> _Your objective_:
Copy each line that holds "this".

━━ Given data ━━

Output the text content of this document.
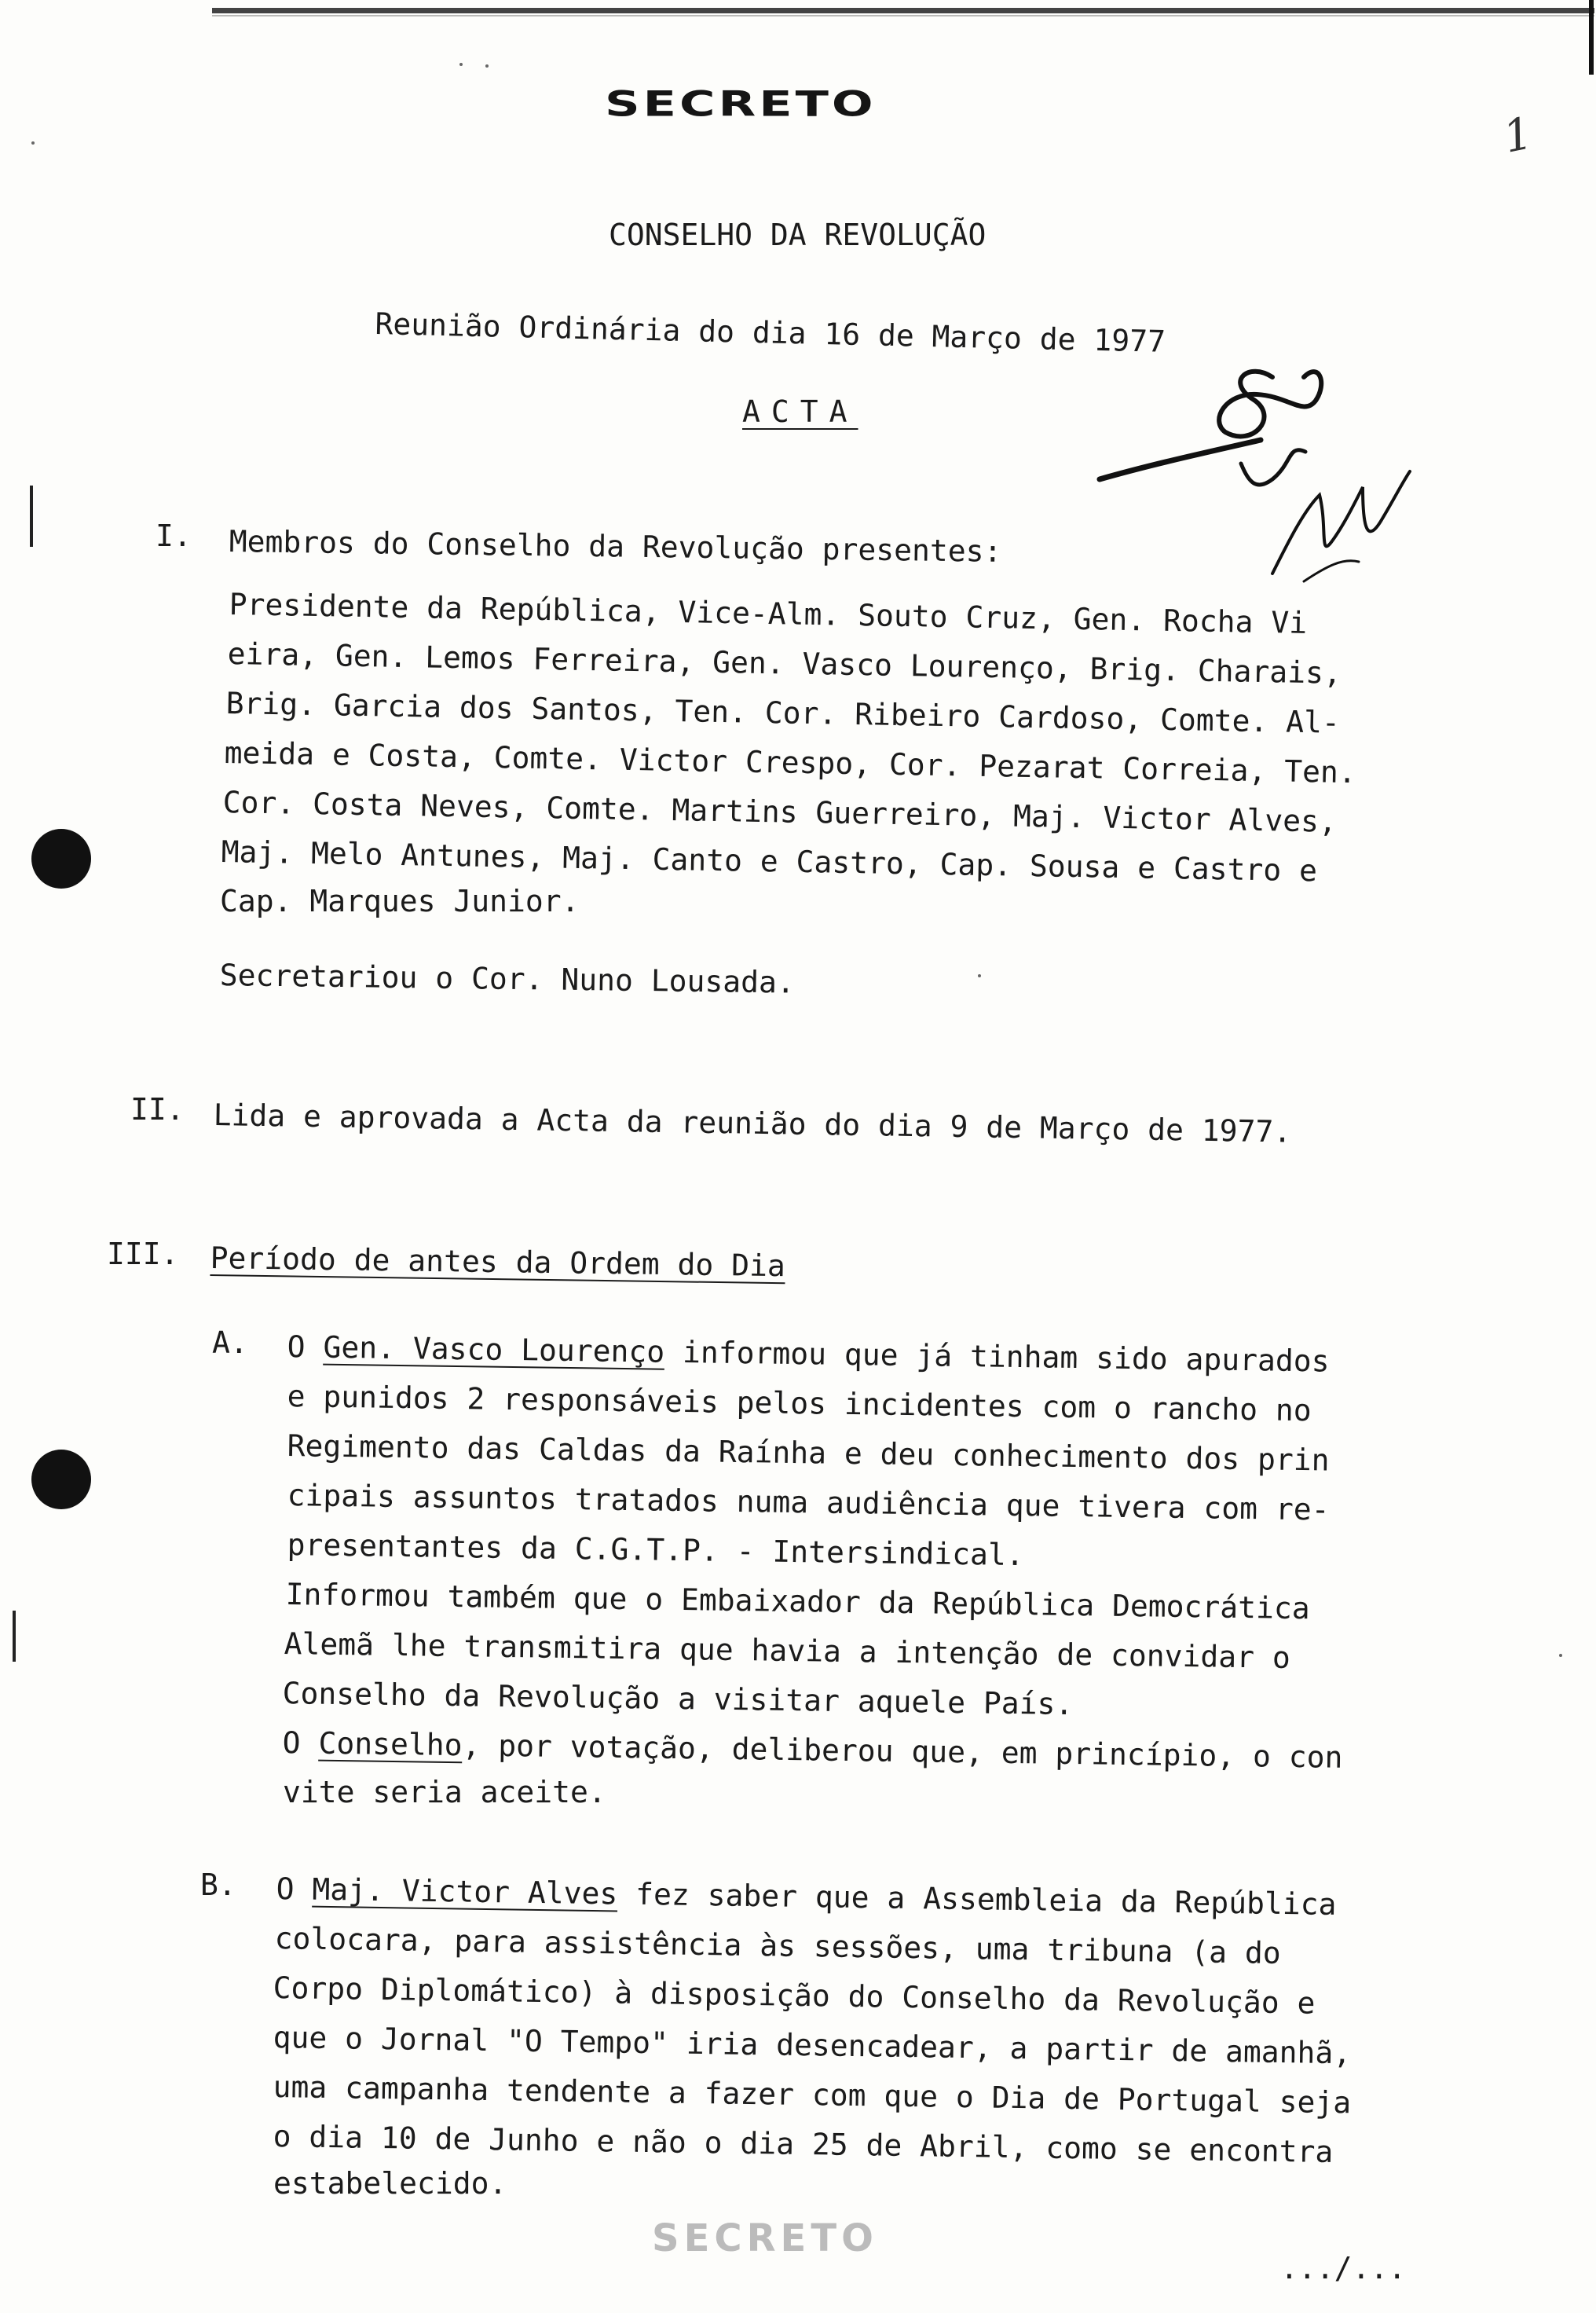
SECRETO
1
CONSELHO DA REVOLUÇÃO
Reunião Ordinária do dia 16 de Março de 1977
ACTA
I. Membros do Conselho da Revolução presentes:
Presidente da República, Vice-Alm. Souto Cruz, Gen. Rocha Vi
eira, Gen. Lemos Ferreira, Gen. Vasco Lourenço, Brig. Charais,
Brig. Garcia dos Santos, Ten. Cor. Ribeiro Cardoso, Comte. Al-
meida e Costa, Comte. Victor Crespo, Cor. Pezarat Correia, Ten.
Cor. Costa Neves, Comte. Martins Guerreiro, Maj. Victor Alves,
Maj. Melo Antunes, Maj. Canto e Castro, Cap. Sousa e Castro e
Cap. Marques Junior.
Secretariou o Cor. Nuno Lousada.
II. Lida e aprovada a Acta da reunião do dia 9 de Março de 1977.
III. Período de antes da Ordem do Dia
A. O Gen. Vasco Lourenço informou que já tinham sido apurados
e punidos 2 responsáveis pelos incidentes com o rancho no
Regimento das Caldas da Raínha e deu conhecimento dos prin
cipais assuntos tratados numa audiência que tivera com re-
presentantes da C.G.T.P. - Intersindical.
Informou também que o Embaixador da República Democrática
Alemã lhe transmitira que havia a intenção de convidar o
Conselho da Revolução a visitar aquele País.
O Conselho, por votação, deliberou que, em princípio, o con
vite seria aceite.
B. O Maj. Victor Alves fez saber que a Assembleia da República
colocara, para assistência às sessões, uma tribuna (a do
Corpo Diplomático) à disposição do Conselho da Revolução e
que o Jornal "O Tempo" iria desencadear, a partir de amanhã,
uma campanha tendente a fazer com que o Dia de Portugal seja
o dia 10 de Junho e não o dia 25 de Abril, como se encontra
estabelecido.
SECRETO
.../...
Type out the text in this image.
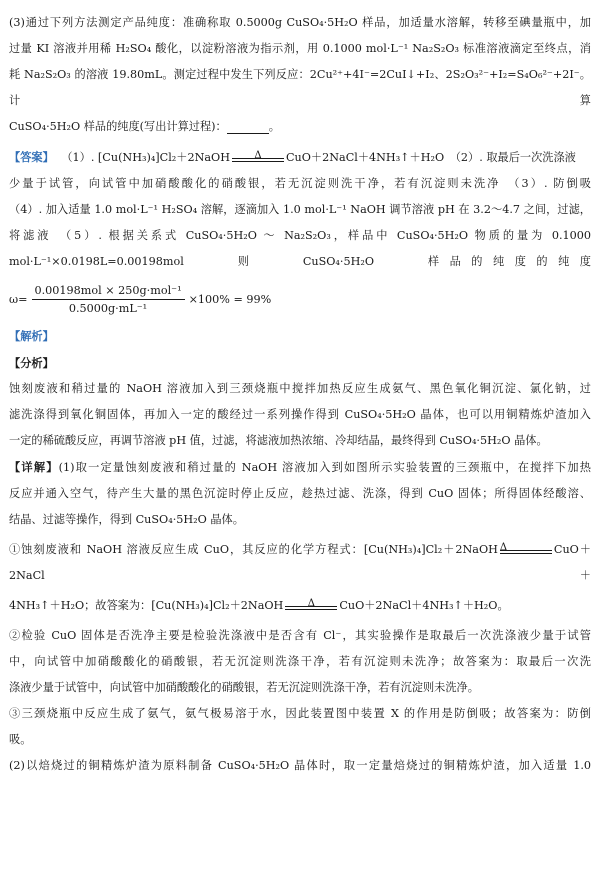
(3)通过下列方法测定产品纯度：准确称取 0.5000g CuSO₄·5H₂O 样品，加适量水溶解，转移至碘量瓶中，加

过量 KI 溶液并用稀 H₂SO₄ 酸化，以淀粉溶液为指示剂，用 0.1000 mol·L⁻¹ Na₂S₂O₃ 标准溶液滴定至终点，消

耗 Na₂S₂O₃ 的溶液 19.80mL。测定过程中发生下列反应：2Cu²⁺+4I⁻=2CuI↓+I₂、2S₂O₃²⁻+I₂=S₄O₆²⁻+2I⁻。计算

CuSO₄·5H₂O 样品的纯度(写出计算过程)：	。

【答案】 （1）. [Cu(NH₃)₄]Cl₂＋2NaOH	Δ	CuO＋2NaCl＋4NH₃↑＋H₂O　（2）. 取最后一次洗涤液

少量于试管，向试管中加硝酸酸化的硝酸银，若无沉淀则洗干净，若有沉淀则未洗净　（3）. 防倒吸

（4）. 加入适量 1.0 mol·L⁻¹ H₂SO₄ 溶解，逐滴加入 1.0 mol·L⁻¹ NaOH 调节溶液 pH 在 3.2～4.7 之间，过滤，

将滤液　（5）. 根据关系式 CuSO₄·5H₂O ～ Na₂S₂O₃，样品中 CuSO₄·5H₂O 物质的量为 0.1000

mol·L⁻¹×0.0198L=0.00198mol　　则　　CuSO₄·5H₂O　　样品的纯度的纯度

$\omega= \frac{\text{0.00198mol × 250g·mol⁻¹}}{\text{0.5000g·mL⁻¹}} \times 100\% = 99\%$

【解析】

【分析】

蚀刻废液和稍过量的 NaOH 溶液加入到三颈烧瓶中搅拌加热反应生成氨气、黑色氧化铜沉淀、氯化钠，过

滤洗涤得到氧化铜固体，再加入一定的酸经过一系列操作得到 CuSO₄·5H₂O 晶体，也可以用铜精炼炉渣加入

一定的稀硫酸反应，再调节溶液 pH 值，过滤，将滤液加热浓缩、冷却结晶，最终得到 CuSO₄·5H₂O 晶体。

【详解】(1)取一定量蚀刻废液和稍过量的 NaOH 溶液加入到如图所示实验装置的三颈瓶中，在搅拌下加热

反应并通入空气，待产生大量的黑色沉淀时停止反应，趁热过滤、洗涤，得到 CuO 固体；所得固体经酸溶、

结晶、过滤等操作，得到 CuSO₄·5H₂O 晶体。

①蚀刻废液和 NaOH 溶液反应生成 CuO，其反应的化学方程式：[Cu(NH₃)₄]Cl₂＋2NaOH Δ	CuO＋2NaCl＋

4NH₃↑＋H₂O；故答案为：[Cu(NH₃)₄]Cl₂＋2NaOH	Δ	CuO＋2NaCl＋4NH₃↑＋H₂O。

②检验 CuO 固体是否洗净主要是检验洗涤液中是否含有 Cl⁻，其实验操作是取最后一次洗涤液少量于试管

中，向试管中加硝酸酸化的硝酸银，若无沉淀则洗涤干净，若有沉淀则未洗净；故答案为：取最后一次洗

涤液少量于试管中，向试管中加硝酸酸化的硝酸银，若无沉淀则洗涤干净，若有沉淀则未洗净。

③三颈烧瓶中反应生成了氨气，氨气极易溶于水，因此装置图中装置 X 的作用是防倒吸；故答案为：防倒

吸。

(2)以焙烧过的铜精炼炉渣为原料制备 CuSO₄·5H₂O 晶体时，取一定量焙烧过的铜精炼炉渣，加入适量 1.0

━━━

> _Complete response_:
Output the text content of this document.
Type out the text in this image.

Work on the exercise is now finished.